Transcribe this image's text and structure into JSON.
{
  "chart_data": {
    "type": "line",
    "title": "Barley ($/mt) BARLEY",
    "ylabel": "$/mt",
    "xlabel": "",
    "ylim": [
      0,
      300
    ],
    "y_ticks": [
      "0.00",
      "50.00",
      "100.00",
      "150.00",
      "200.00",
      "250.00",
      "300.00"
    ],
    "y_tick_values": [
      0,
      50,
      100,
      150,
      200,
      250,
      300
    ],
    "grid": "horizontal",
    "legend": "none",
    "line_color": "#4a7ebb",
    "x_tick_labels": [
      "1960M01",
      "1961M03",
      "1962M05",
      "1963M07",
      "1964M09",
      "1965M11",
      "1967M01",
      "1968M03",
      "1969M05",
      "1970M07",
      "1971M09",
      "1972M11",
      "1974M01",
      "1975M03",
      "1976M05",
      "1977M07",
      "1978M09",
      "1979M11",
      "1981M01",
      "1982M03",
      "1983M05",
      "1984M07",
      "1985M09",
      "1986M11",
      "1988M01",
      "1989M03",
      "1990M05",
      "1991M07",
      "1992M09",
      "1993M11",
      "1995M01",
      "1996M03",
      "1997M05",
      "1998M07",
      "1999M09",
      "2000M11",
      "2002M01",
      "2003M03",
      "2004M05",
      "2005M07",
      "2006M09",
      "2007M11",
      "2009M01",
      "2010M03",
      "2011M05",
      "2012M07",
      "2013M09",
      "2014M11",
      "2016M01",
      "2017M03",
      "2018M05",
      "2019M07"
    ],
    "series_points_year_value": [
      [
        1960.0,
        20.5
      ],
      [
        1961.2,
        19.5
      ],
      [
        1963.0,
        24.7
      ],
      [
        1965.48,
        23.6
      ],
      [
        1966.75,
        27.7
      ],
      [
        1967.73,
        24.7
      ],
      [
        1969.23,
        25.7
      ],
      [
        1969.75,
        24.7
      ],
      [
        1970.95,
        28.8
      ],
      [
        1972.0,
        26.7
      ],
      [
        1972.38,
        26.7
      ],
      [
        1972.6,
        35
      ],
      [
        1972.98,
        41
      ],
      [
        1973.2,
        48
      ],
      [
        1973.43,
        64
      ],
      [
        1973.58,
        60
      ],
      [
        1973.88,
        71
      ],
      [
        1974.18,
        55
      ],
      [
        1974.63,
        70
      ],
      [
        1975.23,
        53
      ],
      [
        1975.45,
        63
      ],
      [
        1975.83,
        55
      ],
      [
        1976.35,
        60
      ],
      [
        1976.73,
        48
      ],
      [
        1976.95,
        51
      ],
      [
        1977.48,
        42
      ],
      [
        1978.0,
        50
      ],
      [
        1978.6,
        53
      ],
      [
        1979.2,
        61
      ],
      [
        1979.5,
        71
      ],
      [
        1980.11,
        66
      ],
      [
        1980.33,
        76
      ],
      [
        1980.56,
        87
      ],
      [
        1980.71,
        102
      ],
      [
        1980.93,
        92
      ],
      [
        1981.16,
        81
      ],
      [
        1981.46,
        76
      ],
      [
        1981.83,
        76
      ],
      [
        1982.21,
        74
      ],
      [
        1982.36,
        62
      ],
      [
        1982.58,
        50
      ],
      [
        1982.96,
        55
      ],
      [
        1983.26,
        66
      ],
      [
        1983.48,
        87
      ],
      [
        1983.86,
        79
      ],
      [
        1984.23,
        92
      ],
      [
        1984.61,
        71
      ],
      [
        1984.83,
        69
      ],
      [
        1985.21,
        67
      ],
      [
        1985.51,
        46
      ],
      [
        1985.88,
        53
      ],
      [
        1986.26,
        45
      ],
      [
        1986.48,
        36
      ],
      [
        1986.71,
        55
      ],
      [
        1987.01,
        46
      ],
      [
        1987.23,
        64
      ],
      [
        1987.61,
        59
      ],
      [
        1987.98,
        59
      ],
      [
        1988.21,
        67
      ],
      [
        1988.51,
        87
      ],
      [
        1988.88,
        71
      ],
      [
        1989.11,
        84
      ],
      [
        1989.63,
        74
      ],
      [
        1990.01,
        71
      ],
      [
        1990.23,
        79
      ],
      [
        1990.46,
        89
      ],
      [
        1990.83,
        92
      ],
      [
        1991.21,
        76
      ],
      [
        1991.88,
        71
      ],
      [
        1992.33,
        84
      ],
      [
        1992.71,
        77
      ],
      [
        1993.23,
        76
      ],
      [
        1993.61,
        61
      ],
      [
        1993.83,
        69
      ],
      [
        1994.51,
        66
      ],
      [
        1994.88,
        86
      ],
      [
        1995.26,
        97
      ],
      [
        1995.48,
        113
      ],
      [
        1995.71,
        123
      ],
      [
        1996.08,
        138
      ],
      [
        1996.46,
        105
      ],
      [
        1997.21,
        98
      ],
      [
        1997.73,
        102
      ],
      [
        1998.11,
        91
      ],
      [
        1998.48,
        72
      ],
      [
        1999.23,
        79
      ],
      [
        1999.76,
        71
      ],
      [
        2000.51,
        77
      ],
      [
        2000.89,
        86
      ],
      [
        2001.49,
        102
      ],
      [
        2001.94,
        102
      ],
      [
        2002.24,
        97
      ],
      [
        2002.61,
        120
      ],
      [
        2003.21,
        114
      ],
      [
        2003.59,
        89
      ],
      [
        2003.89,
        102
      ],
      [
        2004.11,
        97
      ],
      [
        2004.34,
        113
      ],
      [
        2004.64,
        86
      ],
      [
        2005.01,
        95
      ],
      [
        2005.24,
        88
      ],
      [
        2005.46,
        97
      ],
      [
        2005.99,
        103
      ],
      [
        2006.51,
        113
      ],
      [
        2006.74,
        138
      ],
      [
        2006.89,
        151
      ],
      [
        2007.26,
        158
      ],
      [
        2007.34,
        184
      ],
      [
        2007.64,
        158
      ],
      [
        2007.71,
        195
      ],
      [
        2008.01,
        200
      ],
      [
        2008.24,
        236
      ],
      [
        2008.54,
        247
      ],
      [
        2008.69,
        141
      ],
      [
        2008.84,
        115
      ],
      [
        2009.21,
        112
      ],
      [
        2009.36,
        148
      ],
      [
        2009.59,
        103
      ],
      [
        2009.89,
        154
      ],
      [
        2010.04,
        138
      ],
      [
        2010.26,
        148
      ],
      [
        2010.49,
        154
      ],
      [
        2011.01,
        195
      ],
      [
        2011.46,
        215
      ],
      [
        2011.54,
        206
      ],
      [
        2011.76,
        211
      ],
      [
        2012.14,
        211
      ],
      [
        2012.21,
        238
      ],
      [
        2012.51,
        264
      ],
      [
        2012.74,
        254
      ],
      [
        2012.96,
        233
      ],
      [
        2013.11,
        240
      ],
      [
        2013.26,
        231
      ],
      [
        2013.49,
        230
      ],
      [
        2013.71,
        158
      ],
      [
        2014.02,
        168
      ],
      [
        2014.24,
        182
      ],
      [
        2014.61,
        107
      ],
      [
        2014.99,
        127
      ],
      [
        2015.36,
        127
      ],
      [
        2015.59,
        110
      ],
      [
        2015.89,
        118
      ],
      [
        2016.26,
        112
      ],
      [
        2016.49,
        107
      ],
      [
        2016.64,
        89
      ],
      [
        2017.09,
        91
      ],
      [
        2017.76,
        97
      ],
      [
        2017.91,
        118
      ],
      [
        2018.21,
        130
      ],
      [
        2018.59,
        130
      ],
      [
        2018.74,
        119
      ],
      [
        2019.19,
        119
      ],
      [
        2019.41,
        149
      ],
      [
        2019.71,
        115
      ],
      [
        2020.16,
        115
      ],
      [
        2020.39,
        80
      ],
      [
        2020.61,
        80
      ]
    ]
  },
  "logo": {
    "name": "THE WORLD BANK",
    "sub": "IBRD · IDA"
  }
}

_Task to carry out_
Restate the data above exactly, keeping each word as it stands.

_Task solution_
Transcribe this image's text and structure into JSON.
{
  "chart_data": {
    "type": "line",
    "title": "Barley ($/mt) BARLEY",
    "ylabel": "$/mt",
    "xlabel": "",
    "ylim": [
      0,
      300
    ],
    "y_ticks": [
      "0.00",
      "50.00",
      "100.00",
      "150.00",
      "200.00",
      "250.00",
      "300.00"
    ],
    "y_tick_values": [
      0,
      50,
      100,
      150,
      200,
      250,
      300
    ],
    "grid": "horizontal",
    "legend": "none",
    "line_color": "#4a7ebb",
    "x_tick_labels": [
      "1960M01",
      "1961M03",
      "1962M05",
      "1963M07",
      "1964M09",
      "1965M11",
      "1967M01",
      "1968M03",
      "1969M05",
      "1970M07",
      "1971M09",
      "1972M11",
      "1974M01",
      "1975M03",
      "1976M05",
      "1977M07",
      "1978M09",
      "1979M11",
      "1981M01",
      "1982M03",
      "1983M05",
      "1984M07",
      "1985M09",
      "1986M11",
      "1988M01",
      "1989M03",
      "1990M05",
      "1991M07",
      "1992M09",
      "1993M11",
      "1995M01",
      "1996M03",
      "1997M05",
      "1998M07",
      "1999M09",
      "2000M11",
      "2002M01",
      "2003M03",
      "2004M05",
      "2005M07",
      "2006M09",
      "2007M11",
      "2009M01",
      "2010M03",
      "2011M05",
      "2012M07",
      "2013M09",
      "2014M11",
      "2016M01",
      "2017M03",
      "2018M05",
      "2019M07"
    ],
    "series_points_year_value": [
      [
        1960.0,
        20.5
      ],
      [
        1961.2,
        19.5
      ],
      [
        1963.0,
        24.7
      ],
      [
        1965.48,
        23.6
      ],
      [
        1966.75,
        27.7
      ],
      [
        1967.73,
        24.7
      ],
      [
        1969.23,
        25.7
      ],
      [
        1969.75,
        24.7
      ],
      [
        1970.95,
        28.8
      ],
      [
        1972.0,
        26.7
      ],
      [
        1972.38,
        26.7
      ],
      [
        1972.6,
        35
      ],
      [
        1972.98,
        41
      ],
      [
        1973.2,
        48
      ],
      [
        1973.43,
        64
      ],
      [
        1973.58,
        60
      ],
      [
        1973.88,
        71
      ],
      [
        1974.18,
        55
      ],
      [
        1974.63,
        70
      ],
      [
        1975.23,
        53
      ],
      [
        1975.45,
        63
      ],
      [
        1975.83,
        55
      ],
      [
        1976.35,
        60
      ],
      [
        1976.73,
        48
      ],
      [
        1976.95,
        51
      ],
      [
        1977.48,
        42
      ],
      [
        1978.0,
        50
      ],
      [
        1978.6,
        53
      ],
      [
        1979.2,
        61
      ],
      [
        1979.5,
        71
      ],
      [
        1980.11,
        66
      ],
      [
        1980.33,
        76
      ],
      [
        1980.56,
        87
      ],
      [
        1980.71,
        102
      ],
      [
        1980.93,
        92
      ],
      [
        1981.16,
        81
      ],
      [
        1981.46,
        76
      ],
      [
        1981.83,
        76
      ],
      [
        1982.21,
        74
      ],
      [
        1982.36,
        62
      ],
      [
        1982.58,
        50
      ],
      [
        1982.96,
        55
      ],
      [
        1983.26,
        66
      ],
      [
        1983.48,
        87
      ],
      [
        1983.86,
        79
      ],
      [
        1984.23,
        92
      ],
      [
        1984.61,
        71
      ],
      [
        1984.83,
        69
      ],
      [
        1985.21,
        67
      ],
      [
        1985.51,
        46
      ],
      [
        1985.88,
        53
      ],
      [
        1986.26,
        45
      ],
      [
        1986.48,
        36
      ],
      [
        1986.71,
        55
      ],
      [
        1987.01,
        46
      ],
      [
        1987.23,
        64
      ],
      [
        1987.61,
        59
      ],
      [
        1987.98,
        59
      ],
      [
        1988.21,
        67
      ],
      [
        1988.51,
        87
      ],
      [
        1988.88,
        71
      ],
      [
        1989.11,
        84
      ],
      [
        1989.63,
        74
      ],
      [
        1990.01,
        71
      ],
      [
        1990.23,
        79
      ],
      [
        1990.46,
        89
      ],
      [
        1990.83,
        92
      ],
      [
        1991.21,
        76
      ],
      [
        1991.88,
        71
      ],
      [
        1992.33,
        84
      ],
      [
        1992.71,
        77
      ],
      [
        1993.23,
        76
      ],
      [
        1993.61,
        61
      ],
      [
        1993.83,
        69
      ],
      [
        1994.51,
        66
      ],
      [
        1994.88,
        86
      ],
      [
        1995.26,
        97
      ],
      [
        1995.48,
        113
      ],
      [
        1995.71,
        123
      ],
      [
        1996.08,
        138
      ],
      [
        1996.46,
        105
      ],
      [
        1997.21,
        98
      ],
      [
        1997.73,
        102
      ],
      [
        1998.11,
        91
      ],
      [
        1998.48,
        72
      ],
      [
        1999.23,
        79
      ],
      [
        1999.76,
        71
      ],
      [
        2000.51,
        77
      ],
      [
        2000.89,
        86
      ],
      [
        2001.49,
        102
      ],
      [
        2001.94,
        102
      ],
      [
        2002.24,
        97
      ],
      [
        2002.61,
        120
      ],
      [
        2003.21,
        114
      ],
      [
        2003.59,
        89
      ],
      [
        2003.89,
        102
      ],
      [
        2004.11,
        97
      ],
      [
        2004.34,
        113
      ],
      [
        2004.64,
        86
      ],
      [
        2005.01,
        95
      ],
      [
        2005.24,
        88
      ],
      [
        2005.46,
        97
      ],
      [
        2005.99,
        103
      ],
      [
        2006.51,
        113
      ],
      [
        2006.74,
        138
      ],
      [
        2006.89,
        151
      ],
      [
        2007.26,
        158
      ],
      [
        2007.34,
        184
      ],
      [
        2007.64,
        158
      ],
      [
        2007.71,
        195
      ],
      [
        2008.01,
        200
      ],
      [
        2008.24,
        236
      ],
      [
        2008.54,
        247
      ],
      [
        2008.69,
        141
      ],
      [
        2008.84,
        115
      ],
      [
        2009.21,
        112
      ],
      [
        2009.36,
        148
      ],
      [
        2009.59,
        103
      ],
      [
        2009.89,
        154
      ],
      [
        2010.04,
        138
      ],
      [
        2010.26,
        148
      ],
      [
        2010.49,
        154
      ],
      [
        2011.01,
        195
      ],
      [
        2011.46,
        215
      ],
      [
        2011.54,
        206
      ],
      [
        2011.76,
        211
      ],
      [
        2012.14,
        211
      ],
      [
        2012.21,
        238
      ],
      [
        2012.51,
        264
      ],
      [
        2012.74,
        254
      ],
      [
        2012.96,
        233
      ],
      [
        2013.11,
        240
      ],
      [
        2013.26,
        231
      ],
      [
        2013.49,
        230
      ],
      [
        2013.71,
        158
      ],
      [
        2014.02,
        168
      ],
      [
        2014.24,
        182
      ],
      [
        2014.61,
        107
      ],
      [
        2014.99,
        127
      ],
      [
        2015.36,
        127
      ],
      [
        2015.59,
        110
      ],
      [
        2015.89,
        118
      ],
      [
        2016.26,
        112
      ],
      [
        2016.49,
        107
      ],
      [
        2016.64,
        89
      ],
      [
        2017.09,
        91
      ],
      [
        2017.76,
        97
      ],
      [
        2017.91,
        118
      ],
      [
        2018.21,
        130
      ],
      [
        2018.59,
        130
      ],
      [
        2018.74,
        119
      ],
      [
        2019.19,
        119
      ],
      [
        2019.41,
        149
      ],
      [
        2019.71,
        115
      ],
      [
        2020.16,
        115
      ],
      [
        2020.39,
        80
      ],
      [
        2020.61,
        80
      ]
    ]
  },
  "logo": {
    "name": "THE WORLD BANK",
    "sub": "IBRD · IDA"
  }
}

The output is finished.